• Stated exercise: Each line should be copied exactly.

• Input records:

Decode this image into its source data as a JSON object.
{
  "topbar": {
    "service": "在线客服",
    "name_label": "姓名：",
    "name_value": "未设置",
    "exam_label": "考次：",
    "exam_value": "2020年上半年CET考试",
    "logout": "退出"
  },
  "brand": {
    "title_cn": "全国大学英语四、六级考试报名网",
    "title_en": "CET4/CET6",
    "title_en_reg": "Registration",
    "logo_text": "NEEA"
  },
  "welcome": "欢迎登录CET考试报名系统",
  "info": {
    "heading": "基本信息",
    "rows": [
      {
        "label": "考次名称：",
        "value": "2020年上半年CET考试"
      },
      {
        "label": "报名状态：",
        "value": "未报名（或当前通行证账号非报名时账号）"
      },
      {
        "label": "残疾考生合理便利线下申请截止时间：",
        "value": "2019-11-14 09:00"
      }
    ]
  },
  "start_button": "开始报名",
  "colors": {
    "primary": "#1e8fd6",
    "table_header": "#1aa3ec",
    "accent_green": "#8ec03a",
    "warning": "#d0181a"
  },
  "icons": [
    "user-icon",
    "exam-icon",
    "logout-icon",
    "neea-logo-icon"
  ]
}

• Result for this exercise:
Decode this image into its source data as a JSON object.
{
  "topbar": {
    "service": "在线客服",
    "name_label": "姓名：",
    "name_value": "未设置",
    "exam_label": "考次：",
    "exam_value": "2020年上半年CET考试",
    "logout": "退出"
  },
  "brand": {
    "title_cn": "全国大学英语四、六级考试报名网",
    "title_en": "CET4/CET6",
    "title_en_reg": "Registration",
    "logo_text": "NEEA"
  },
  "welcome": "欢迎登录CET考试报名系统",
  "info": {
    "heading": "基本信息",
    "rows": [
      {
        "label": "考次名称：",
        "value": "2020年上半年CET考试"
      },
      {
        "label": "报名状态：",
        "value": "未报名（或当前通行证账号非报名时账号）"
      },
      {
        "label": "残疾考生合理便利线下申请截止时间：",
        "value": "2019-11-14 09:00"
      }
    ]
  },
  "start_button": "开始报名",
  "colors": {
    "primary": "#1e8fd6",
    "table_header": "#1aa3ec",
    "accent_green": "#8ec03a",
    "warning": "#d0181a"
  },
  "icons": [
    "user-icon",
    "exam-icon",
    "logout-icon",
    "neea-logo-icon"
  ]
}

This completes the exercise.